◆ **MATERIAL SUPPLIED**:
- - -

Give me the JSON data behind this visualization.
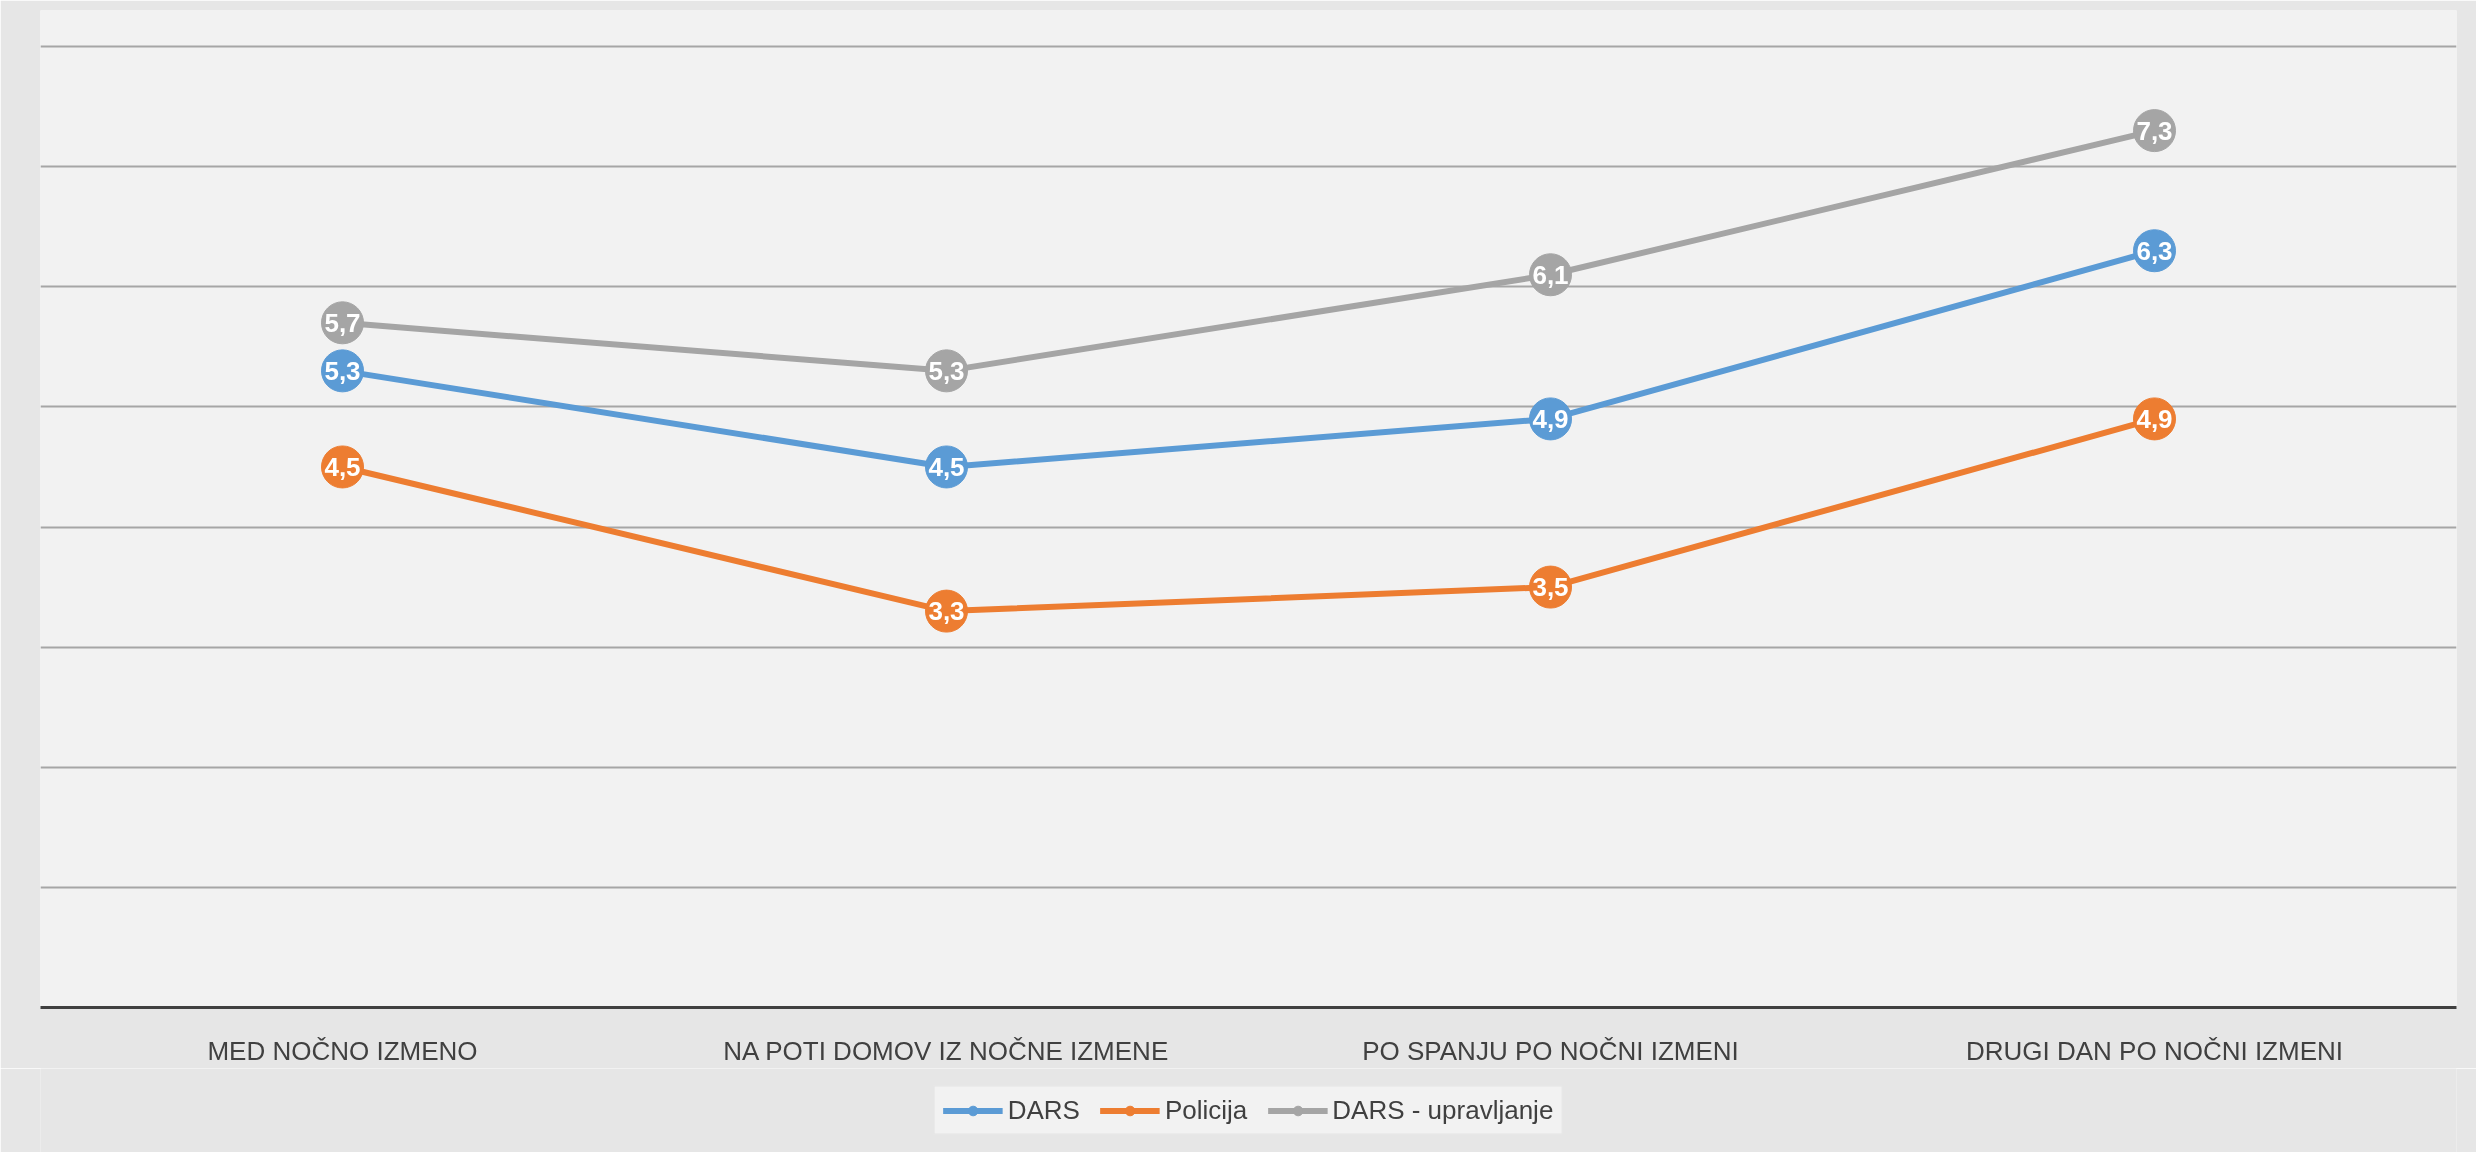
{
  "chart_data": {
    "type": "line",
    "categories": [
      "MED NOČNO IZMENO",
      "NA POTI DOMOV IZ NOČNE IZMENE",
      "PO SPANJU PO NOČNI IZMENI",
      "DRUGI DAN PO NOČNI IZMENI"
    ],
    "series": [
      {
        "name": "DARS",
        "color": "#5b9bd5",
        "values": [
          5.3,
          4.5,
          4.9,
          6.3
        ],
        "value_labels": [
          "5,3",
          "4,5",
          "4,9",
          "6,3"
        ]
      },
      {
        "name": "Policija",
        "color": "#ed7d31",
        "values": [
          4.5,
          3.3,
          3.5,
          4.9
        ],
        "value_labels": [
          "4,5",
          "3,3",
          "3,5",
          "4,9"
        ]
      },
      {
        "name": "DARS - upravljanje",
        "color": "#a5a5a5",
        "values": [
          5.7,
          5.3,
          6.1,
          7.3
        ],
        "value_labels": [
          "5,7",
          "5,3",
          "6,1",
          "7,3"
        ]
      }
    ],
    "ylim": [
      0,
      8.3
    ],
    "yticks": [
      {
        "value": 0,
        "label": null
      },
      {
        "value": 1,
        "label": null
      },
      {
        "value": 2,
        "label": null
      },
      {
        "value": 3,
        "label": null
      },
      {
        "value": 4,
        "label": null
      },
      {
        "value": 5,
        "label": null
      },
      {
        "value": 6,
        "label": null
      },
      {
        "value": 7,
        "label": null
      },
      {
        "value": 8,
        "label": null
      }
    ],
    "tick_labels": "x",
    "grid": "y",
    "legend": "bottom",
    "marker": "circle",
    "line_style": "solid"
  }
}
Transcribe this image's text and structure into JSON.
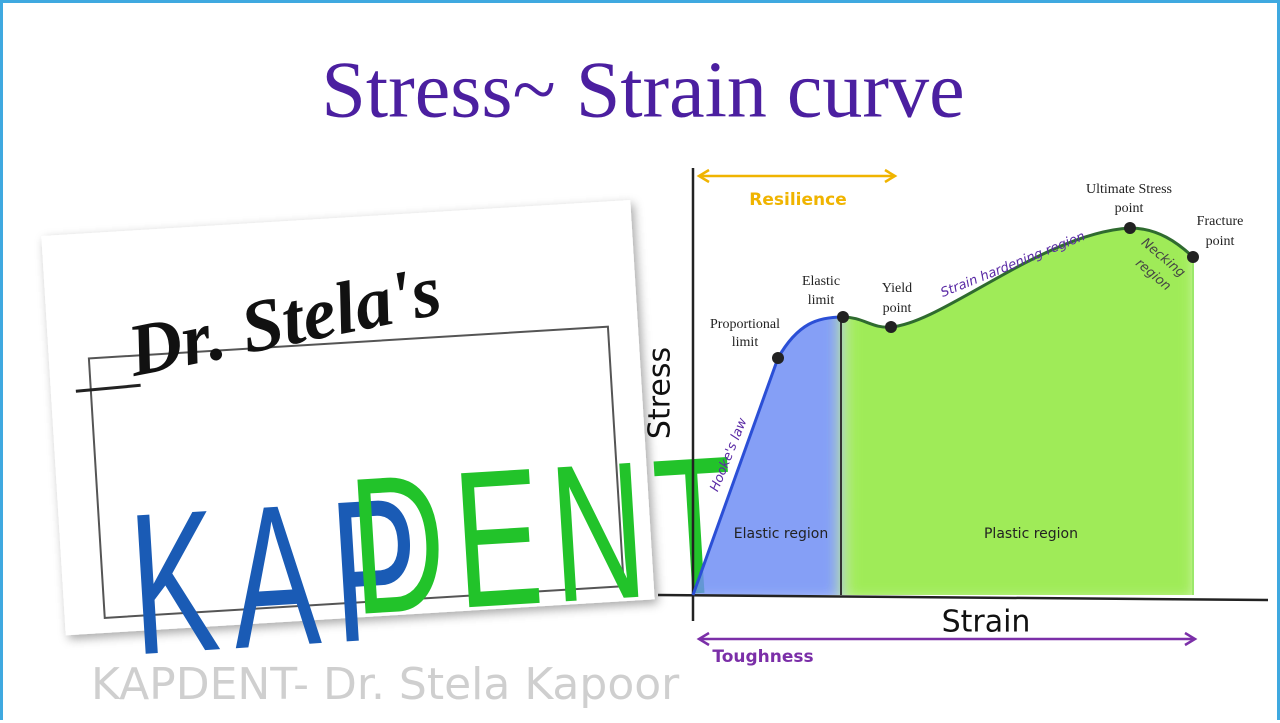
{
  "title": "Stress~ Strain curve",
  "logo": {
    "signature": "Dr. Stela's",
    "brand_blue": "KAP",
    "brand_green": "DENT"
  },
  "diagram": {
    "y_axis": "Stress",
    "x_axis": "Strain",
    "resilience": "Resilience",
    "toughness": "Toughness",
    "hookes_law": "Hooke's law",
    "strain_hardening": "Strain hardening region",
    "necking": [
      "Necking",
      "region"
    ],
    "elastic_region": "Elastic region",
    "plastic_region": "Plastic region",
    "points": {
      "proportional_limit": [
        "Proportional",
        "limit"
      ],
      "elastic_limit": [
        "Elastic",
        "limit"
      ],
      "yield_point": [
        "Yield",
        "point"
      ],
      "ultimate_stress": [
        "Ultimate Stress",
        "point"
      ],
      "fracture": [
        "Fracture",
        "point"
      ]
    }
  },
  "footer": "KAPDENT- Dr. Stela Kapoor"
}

- - -

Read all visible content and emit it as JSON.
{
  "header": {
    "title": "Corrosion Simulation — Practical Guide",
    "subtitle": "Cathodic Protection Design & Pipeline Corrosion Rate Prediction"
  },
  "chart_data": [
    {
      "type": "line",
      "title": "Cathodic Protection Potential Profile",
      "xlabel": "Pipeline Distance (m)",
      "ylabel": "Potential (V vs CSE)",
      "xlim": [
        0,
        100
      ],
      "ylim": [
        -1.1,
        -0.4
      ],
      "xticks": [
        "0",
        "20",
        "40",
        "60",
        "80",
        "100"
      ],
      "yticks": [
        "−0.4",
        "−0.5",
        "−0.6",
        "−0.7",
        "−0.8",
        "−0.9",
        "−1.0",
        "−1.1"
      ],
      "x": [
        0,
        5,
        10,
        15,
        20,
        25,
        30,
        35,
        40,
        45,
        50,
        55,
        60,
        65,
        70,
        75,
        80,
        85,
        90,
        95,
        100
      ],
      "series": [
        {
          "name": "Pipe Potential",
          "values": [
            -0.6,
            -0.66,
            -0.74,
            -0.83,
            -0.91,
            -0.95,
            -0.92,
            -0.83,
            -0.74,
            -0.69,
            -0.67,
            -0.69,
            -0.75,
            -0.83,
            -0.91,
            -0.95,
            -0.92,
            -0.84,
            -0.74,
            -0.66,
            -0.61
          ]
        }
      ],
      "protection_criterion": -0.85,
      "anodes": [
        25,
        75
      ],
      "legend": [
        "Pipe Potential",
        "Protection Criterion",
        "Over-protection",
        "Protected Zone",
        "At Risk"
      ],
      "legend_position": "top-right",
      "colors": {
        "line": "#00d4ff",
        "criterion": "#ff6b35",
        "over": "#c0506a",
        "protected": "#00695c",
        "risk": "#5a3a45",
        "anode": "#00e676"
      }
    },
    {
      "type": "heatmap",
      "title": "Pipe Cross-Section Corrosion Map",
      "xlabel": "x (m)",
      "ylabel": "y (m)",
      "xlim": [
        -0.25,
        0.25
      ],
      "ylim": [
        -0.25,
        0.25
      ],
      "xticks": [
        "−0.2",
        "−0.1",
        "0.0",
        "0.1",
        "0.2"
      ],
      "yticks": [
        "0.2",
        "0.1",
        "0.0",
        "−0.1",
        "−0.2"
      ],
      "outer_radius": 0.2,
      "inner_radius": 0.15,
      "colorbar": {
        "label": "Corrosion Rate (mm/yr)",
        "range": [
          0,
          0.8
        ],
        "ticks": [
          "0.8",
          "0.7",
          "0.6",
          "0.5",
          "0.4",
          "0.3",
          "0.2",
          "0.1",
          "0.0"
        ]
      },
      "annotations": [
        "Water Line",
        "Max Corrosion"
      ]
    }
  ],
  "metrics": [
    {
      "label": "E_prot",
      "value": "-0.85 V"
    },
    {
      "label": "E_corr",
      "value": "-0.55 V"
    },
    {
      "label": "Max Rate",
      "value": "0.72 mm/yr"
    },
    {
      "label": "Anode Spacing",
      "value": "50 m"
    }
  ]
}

- - -

◆ **INSTRUCTIONS TO FOLLOW**: Looking at the material above, count the lines containing the string "NOČNI" and reply with the count alone.

◆ **EXERCISE RESULT**: 2